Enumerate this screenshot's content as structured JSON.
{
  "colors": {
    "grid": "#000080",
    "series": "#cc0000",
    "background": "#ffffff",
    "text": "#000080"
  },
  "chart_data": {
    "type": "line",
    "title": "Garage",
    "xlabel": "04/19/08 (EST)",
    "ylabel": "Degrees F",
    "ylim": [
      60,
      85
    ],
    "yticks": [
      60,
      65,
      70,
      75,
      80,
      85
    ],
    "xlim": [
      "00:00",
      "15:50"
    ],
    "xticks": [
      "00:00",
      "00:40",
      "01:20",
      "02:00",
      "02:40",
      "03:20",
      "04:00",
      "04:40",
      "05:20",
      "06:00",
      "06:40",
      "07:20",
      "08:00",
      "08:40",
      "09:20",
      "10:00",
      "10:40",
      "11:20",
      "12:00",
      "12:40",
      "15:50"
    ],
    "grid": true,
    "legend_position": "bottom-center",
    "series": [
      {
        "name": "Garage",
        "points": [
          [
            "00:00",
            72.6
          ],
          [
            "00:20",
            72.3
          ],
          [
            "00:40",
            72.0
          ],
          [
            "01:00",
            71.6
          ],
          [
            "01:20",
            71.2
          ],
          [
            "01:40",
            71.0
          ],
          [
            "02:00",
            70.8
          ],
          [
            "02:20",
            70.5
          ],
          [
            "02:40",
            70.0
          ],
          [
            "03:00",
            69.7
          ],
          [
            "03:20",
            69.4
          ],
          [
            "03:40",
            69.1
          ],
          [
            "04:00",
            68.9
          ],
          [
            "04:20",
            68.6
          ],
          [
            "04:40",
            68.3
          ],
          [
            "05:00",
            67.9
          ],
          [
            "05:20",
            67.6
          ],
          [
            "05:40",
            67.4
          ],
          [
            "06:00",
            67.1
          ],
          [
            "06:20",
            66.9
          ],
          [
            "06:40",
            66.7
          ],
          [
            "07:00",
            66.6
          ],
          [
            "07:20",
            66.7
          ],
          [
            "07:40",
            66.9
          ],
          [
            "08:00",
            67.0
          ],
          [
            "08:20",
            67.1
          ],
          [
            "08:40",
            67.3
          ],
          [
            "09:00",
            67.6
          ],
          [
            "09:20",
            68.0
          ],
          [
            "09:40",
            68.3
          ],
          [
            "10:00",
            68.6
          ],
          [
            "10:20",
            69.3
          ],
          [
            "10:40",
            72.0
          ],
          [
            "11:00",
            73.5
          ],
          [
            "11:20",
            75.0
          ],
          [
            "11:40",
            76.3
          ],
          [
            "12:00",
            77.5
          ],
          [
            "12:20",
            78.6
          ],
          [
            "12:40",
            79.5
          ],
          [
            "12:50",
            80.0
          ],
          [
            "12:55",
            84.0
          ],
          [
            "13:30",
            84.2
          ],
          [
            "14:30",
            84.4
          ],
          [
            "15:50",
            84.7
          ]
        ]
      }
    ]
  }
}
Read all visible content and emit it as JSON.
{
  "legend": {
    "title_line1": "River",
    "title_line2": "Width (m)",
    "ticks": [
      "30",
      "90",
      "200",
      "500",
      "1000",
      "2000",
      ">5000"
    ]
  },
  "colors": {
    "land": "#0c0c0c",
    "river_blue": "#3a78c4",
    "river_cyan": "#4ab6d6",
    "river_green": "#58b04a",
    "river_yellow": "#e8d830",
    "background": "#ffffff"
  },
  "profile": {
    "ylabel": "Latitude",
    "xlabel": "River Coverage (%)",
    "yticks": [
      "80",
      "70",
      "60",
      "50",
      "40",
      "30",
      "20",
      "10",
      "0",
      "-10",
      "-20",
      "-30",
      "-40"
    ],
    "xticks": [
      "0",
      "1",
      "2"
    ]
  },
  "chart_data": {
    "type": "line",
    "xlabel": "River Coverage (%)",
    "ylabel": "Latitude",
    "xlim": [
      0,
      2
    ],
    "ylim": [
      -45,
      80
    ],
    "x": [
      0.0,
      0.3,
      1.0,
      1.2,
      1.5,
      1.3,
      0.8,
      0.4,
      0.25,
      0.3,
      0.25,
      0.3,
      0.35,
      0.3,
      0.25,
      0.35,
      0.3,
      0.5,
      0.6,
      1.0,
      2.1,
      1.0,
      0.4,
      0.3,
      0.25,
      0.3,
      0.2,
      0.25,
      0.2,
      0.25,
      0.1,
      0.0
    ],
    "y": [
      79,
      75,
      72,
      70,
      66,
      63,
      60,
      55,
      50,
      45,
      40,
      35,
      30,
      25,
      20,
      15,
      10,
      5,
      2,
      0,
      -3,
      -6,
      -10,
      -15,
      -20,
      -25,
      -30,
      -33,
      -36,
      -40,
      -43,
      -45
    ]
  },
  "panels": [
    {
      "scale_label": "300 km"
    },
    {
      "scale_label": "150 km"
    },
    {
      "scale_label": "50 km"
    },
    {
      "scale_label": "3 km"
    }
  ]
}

**WHAT YOU HAVE TO DO**
Copy out each record exactly as given, omitting none.

**ANSWER TO THIS PROBLEM**
Enumerate this screenshot's content as structured JSON.
{
  "colors": {
    "grid": "#000080",
    "series": "#cc0000",
    "background": "#ffffff",
    "text": "#000080"
  },
  "chart_data": {
    "type": "line",
    "title": "Garage",
    "xlabel": "04/19/08 (EST)",
    "ylabel": "Degrees F",
    "ylim": [
      60,
      85
    ],
    "yticks": [
      60,
      65,
      70,
      75,
      80,
      85
    ],
    "xlim": [
      "00:00",
      "15:50"
    ],
    "xticks": [
      "00:00",
      "00:40",
      "01:20",
      "02:00",
      "02:40",
      "03:20",
      "04:00",
      "04:40",
      "05:20",
      "06:00",
      "06:40",
      "07:20",
      "08:00",
      "08:40",
      "09:20",
      "10:00",
      "10:40",
      "11:20",
      "12:00",
      "12:40",
      "15:50"
    ],
    "grid": true,
    "legend_position": "bottom-center",
    "series": [
      {
        "name": "Garage",
        "points": [
          [
            "00:00",
            72.6
          ],
          [
            "00:20",
            72.3
          ],
          [
            "00:40",
            72.0
          ],
          [
            "01:00",
            71.6
          ],
          [
            "01:20",
            71.2
          ],
          [
            "01:40",
            71.0
          ],
          [
            "02:00",
            70.8
          ],
          [
            "02:20",
            70.5
          ],
          [
            "02:40",
            70.0
          ],
          [
            "03:00",
            69.7
          ],
          [
            "03:20",
            69.4
          ],
          [
            "03:40",
            69.1
          ],
          [
            "04:00",
            68.9
          ],
          [
            "04:20",
            68.6
          ],
          [
            "04:40",
            68.3
          ],
          [
            "05:00",
            67.9
          ],
          [
            "05:20",
            67.6
          ],
          [
            "05:40",
            67.4
          ],
          [
            "06:00",
            67.1
          ],
          [
            "06:20",
            66.9
          ],
          [
            "06:40",
            66.7
          ],
          [
            "07:00",
            66.6
          ],
          [
            "07:20",
            66.7
          ],
          [
            "07:40",
            66.9
          ],
          [
            "08:00",
            67.0
          ],
          [
            "08:20",
            67.1
          ],
          [
            "08:40",
            67.3
          ],
          [
            "09:00",
            67.6
          ],
          [
            "09:20",
            68.0
          ],
          [
            "09:40",
            68.3
          ],
          [
            "10:00",
            68.6
          ],
          [
            "10:20",
            69.3
          ],
          [
            "10:40",
            72.0
          ],
          [
            "11:00",
            73.5
          ],
          [
            "11:20",
            75.0
          ],
          [
            "11:40",
            76.3
          ],
          [
            "12:00",
            77.5
          ],
          [
            "12:20",
            78.6
          ],
          [
            "12:40",
            79.5
          ],
          [
            "12:50",
            80.0
          ],
          [
            "12:55",
            84.0
          ],
          [
            "13:30",
            84.2
          ],
          [
            "14:30",
            84.4
          ],
          [
            "15:50",
            84.7
          ]
        ]
      }
    ]
  }
}
Read all visible content and emit it as JSON.
{
  "legend": {
    "title_line1": "River",
    "title_line2": "Width (m)",
    "ticks": [
      "30",
      "90",
      "200",
      "500",
      "1000",
      "2000",
      ">5000"
    ]
  },
  "colors": {
    "land": "#0c0c0c",
    "river_blue": "#3a78c4",
    "river_cyan": "#4ab6d6",
    "river_green": "#58b04a",
    "river_yellow": "#e8d830",
    "background": "#ffffff"
  },
  "profile": {
    "ylabel": "Latitude",
    "xlabel": "River Coverage (%)",
    "yticks": [
      "80",
      "70",
      "60",
      "50",
      "40",
      "30",
      "20",
      "10",
      "0",
      "-10",
      "-20",
      "-30",
      "-40"
    ],
    "xticks": [
      "0",
      "1",
      "2"
    ]
  },
  "chart_data": {
    "type": "line",
    "xlabel": "River Coverage (%)",
    "ylabel": "Latitude",
    "xlim": [
      0,
      2
    ],
    "ylim": [
      -45,
      80
    ],
    "x": [
      0.0,
      0.3,
      1.0,
      1.2,
      1.5,
      1.3,
      0.8,
      0.4,
      0.25,
      0.3,
      0.25,
      0.3,
      0.35,
      0.3,
      0.25,
      0.35,
      0.3,
      0.5,
      0.6,
      1.0,
      2.1,
      1.0,
      0.4,
      0.3,
      0.25,
      0.3,
      0.2,
      0.25,
      0.2,
      0.25,
      0.1,
      0.0
    ],
    "y": [
      79,
      75,
      72,
      70,
      66,
      63,
      60,
      55,
      50,
      45,
      40,
      35,
      30,
      25,
      20,
      15,
      10,
      5,
      2,
      0,
      -3,
      -6,
      -10,
      -15,
      -20,
      -25,
      -30,
      -33,
      -36,
      -40,
      -43,
      -45
    ]
  },
  "panels": [
    {
      "scale_label": "300 km"
    },
    {
      "scale_label": "150 km"
    },
    {
      "scale_label": "50 km"
    },
    {
      "scale_label": "3 km"
    }
  ]
}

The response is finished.